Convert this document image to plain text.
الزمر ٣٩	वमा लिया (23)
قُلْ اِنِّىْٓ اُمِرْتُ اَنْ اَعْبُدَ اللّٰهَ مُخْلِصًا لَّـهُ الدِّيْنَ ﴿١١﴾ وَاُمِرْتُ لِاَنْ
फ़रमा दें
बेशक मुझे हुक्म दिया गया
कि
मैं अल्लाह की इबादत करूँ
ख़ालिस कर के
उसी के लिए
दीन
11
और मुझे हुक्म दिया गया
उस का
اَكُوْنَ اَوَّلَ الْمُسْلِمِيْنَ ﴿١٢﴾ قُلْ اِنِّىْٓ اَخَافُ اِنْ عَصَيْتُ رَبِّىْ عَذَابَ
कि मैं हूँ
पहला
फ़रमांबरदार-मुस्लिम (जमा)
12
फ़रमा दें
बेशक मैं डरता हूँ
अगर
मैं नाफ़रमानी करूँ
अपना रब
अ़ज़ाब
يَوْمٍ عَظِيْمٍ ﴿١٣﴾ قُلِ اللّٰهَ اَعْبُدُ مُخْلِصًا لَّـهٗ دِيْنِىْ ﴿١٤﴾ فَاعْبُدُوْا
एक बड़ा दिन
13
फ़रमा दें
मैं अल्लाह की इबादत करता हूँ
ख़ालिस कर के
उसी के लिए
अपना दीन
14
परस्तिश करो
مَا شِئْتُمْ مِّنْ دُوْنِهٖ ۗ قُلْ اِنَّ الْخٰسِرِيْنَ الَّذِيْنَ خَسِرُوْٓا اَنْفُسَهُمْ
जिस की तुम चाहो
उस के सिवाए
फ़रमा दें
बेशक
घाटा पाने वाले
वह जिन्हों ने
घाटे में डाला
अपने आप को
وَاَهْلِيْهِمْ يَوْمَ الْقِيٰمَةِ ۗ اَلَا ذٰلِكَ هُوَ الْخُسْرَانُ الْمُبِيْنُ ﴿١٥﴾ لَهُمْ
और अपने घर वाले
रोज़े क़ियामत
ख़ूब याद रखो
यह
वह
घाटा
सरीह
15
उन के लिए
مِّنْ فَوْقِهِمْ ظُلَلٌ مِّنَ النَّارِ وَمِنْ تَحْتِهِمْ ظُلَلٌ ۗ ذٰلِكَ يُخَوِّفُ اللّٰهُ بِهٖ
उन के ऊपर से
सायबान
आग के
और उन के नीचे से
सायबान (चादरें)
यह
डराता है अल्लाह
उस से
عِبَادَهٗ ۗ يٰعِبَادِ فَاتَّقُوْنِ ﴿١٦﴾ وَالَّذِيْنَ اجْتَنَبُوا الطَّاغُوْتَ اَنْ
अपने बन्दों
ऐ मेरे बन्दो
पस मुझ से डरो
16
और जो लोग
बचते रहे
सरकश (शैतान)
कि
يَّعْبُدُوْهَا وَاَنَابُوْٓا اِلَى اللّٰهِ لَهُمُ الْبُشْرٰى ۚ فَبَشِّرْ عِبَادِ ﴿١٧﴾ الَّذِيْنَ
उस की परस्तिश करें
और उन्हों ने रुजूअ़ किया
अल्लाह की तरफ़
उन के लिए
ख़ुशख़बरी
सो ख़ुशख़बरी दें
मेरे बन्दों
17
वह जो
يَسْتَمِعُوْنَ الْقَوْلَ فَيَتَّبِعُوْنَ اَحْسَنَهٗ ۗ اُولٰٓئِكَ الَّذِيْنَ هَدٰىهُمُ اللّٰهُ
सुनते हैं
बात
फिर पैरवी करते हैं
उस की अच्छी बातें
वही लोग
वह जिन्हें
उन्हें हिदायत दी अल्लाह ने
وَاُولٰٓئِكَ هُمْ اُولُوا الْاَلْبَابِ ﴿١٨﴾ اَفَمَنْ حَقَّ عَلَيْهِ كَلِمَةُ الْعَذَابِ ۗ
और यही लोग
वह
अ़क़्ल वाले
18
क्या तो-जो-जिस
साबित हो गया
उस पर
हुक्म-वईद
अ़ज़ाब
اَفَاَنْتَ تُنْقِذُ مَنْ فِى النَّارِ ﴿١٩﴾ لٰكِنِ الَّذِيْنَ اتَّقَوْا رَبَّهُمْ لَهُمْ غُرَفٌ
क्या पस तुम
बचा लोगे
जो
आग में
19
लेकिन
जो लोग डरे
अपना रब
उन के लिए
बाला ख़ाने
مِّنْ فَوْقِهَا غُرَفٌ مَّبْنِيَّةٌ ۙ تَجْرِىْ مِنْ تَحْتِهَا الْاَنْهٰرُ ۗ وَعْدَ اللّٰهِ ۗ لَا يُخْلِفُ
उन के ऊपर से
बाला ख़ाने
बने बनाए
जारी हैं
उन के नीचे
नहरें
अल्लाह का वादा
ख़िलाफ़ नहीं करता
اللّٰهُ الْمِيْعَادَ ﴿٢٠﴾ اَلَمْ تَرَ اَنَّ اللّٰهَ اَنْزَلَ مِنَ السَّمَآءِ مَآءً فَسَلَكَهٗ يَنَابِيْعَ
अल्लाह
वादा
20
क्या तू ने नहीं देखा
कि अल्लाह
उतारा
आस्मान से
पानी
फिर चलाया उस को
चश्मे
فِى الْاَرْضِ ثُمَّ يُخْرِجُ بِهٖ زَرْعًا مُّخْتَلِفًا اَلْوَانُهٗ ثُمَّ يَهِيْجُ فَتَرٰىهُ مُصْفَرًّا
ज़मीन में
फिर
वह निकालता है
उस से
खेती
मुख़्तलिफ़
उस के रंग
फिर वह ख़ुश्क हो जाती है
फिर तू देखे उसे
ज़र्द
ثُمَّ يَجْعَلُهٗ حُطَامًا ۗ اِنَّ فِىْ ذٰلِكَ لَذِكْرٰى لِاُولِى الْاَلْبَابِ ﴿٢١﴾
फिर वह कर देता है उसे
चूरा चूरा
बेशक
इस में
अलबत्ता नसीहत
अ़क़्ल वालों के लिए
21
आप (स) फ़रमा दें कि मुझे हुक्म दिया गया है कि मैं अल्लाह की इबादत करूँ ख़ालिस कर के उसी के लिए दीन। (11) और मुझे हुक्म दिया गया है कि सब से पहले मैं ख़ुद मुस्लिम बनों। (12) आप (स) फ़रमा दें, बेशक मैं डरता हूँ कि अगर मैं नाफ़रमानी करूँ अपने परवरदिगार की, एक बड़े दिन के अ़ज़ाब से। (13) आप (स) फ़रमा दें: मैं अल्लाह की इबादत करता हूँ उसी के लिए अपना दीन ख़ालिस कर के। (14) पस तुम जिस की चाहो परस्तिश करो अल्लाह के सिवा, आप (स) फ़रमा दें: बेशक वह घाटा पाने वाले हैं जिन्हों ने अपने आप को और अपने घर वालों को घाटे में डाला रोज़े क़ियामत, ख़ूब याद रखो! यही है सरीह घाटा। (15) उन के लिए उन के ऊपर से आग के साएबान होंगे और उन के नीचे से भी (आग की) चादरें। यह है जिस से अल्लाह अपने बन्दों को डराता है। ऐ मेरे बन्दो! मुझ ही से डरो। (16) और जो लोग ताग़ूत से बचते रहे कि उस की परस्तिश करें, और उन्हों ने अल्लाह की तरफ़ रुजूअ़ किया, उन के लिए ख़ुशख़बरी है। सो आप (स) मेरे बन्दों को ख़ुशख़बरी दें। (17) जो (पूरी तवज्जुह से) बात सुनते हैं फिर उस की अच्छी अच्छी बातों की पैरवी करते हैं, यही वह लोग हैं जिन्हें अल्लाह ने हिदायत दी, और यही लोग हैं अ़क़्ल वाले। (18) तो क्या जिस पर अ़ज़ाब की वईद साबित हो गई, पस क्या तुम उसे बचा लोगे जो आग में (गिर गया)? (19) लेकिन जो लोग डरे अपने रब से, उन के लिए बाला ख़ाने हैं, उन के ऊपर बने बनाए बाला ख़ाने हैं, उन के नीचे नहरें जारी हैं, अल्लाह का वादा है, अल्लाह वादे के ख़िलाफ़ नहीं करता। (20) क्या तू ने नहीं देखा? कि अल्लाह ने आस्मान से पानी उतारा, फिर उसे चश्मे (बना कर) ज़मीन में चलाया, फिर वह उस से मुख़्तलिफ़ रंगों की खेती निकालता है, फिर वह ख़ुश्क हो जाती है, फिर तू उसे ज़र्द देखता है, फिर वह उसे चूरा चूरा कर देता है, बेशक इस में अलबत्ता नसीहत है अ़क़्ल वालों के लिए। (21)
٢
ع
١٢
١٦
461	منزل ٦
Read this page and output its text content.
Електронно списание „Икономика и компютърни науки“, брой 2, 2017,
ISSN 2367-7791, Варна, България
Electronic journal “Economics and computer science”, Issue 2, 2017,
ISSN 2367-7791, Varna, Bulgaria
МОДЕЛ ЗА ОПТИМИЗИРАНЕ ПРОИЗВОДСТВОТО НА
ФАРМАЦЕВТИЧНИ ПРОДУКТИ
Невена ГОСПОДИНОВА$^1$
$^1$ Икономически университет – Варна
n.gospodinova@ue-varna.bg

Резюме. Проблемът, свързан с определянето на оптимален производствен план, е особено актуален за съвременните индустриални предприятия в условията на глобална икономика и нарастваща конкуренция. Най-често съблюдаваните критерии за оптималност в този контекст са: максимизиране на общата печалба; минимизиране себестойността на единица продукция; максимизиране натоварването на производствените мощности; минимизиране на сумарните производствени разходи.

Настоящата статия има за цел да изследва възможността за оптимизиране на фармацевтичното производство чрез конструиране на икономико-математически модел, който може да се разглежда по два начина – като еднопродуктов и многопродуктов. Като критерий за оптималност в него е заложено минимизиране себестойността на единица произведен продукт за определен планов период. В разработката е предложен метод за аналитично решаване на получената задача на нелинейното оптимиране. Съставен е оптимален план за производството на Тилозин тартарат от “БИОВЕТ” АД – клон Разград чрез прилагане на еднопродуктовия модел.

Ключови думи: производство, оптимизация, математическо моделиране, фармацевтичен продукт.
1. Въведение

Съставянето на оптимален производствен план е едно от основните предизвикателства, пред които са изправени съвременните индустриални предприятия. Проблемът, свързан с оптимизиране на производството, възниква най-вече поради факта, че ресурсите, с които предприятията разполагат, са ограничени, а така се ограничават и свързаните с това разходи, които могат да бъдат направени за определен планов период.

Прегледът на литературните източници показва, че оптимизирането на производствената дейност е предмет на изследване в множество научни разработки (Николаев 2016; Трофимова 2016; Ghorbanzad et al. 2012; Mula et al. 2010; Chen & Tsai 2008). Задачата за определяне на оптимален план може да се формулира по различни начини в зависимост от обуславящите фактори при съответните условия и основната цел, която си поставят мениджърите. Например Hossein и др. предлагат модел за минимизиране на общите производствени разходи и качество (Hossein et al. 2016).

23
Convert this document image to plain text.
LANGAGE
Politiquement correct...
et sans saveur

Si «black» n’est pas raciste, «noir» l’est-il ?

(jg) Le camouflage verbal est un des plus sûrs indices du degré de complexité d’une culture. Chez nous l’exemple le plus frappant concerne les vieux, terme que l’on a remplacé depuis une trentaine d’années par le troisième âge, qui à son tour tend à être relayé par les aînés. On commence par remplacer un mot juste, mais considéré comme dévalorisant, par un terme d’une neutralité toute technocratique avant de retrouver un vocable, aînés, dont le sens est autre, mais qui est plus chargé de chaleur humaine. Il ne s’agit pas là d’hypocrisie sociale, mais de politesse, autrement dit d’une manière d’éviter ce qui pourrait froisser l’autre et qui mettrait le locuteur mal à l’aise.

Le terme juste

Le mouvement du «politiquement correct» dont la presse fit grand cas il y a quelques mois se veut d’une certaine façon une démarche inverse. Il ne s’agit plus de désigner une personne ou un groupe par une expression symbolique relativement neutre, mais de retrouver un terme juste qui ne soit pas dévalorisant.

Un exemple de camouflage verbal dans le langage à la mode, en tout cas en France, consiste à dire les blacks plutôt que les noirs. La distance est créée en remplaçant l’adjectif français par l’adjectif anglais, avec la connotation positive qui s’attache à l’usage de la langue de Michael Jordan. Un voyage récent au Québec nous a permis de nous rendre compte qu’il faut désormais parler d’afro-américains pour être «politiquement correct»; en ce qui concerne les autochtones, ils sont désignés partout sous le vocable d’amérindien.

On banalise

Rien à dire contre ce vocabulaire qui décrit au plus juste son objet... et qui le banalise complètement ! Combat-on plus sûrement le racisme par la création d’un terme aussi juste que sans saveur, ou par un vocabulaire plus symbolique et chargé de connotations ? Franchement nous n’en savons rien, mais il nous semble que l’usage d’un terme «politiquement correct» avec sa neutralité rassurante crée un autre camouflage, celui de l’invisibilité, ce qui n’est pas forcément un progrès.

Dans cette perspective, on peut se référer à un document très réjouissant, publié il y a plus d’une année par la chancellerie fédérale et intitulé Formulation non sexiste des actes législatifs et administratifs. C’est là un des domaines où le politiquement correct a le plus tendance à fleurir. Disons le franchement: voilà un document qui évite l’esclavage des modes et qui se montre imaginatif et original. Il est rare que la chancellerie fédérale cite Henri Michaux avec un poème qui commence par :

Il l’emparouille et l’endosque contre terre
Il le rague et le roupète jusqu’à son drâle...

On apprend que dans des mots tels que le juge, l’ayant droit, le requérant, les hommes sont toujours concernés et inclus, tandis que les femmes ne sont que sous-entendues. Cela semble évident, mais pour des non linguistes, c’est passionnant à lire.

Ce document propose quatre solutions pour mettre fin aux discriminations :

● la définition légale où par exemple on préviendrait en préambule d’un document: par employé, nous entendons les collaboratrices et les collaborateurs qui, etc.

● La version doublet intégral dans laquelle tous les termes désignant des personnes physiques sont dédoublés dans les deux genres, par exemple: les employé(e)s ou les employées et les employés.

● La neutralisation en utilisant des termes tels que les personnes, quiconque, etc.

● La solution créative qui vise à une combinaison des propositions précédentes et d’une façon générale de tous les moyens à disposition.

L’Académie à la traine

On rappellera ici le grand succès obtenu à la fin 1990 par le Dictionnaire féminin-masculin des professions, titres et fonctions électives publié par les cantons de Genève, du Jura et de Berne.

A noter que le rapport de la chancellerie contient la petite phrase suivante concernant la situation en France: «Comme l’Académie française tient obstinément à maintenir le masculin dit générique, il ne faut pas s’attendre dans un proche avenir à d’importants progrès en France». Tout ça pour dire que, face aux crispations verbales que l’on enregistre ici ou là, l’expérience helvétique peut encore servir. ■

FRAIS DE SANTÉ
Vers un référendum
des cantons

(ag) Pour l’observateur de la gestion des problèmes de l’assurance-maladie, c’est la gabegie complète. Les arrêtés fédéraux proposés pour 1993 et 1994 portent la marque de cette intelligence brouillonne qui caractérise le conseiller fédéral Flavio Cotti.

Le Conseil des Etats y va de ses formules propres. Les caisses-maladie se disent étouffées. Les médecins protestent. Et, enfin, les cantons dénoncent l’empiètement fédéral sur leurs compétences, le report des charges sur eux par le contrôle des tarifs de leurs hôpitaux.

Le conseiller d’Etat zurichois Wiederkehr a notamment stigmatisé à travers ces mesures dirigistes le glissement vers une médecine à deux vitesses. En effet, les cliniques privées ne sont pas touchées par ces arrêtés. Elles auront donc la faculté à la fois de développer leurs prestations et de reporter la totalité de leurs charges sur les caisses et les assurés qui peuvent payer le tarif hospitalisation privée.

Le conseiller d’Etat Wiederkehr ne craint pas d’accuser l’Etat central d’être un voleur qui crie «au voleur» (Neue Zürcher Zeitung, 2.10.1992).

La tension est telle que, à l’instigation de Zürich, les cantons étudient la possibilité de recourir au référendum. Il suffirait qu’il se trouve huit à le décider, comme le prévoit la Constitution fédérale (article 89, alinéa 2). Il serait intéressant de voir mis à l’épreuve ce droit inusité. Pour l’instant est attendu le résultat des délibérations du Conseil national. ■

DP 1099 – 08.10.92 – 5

Work to be completed
Of the lines in the data, how many contain the word "autre"? Provide the number and nothing further.

Output for this exercise
2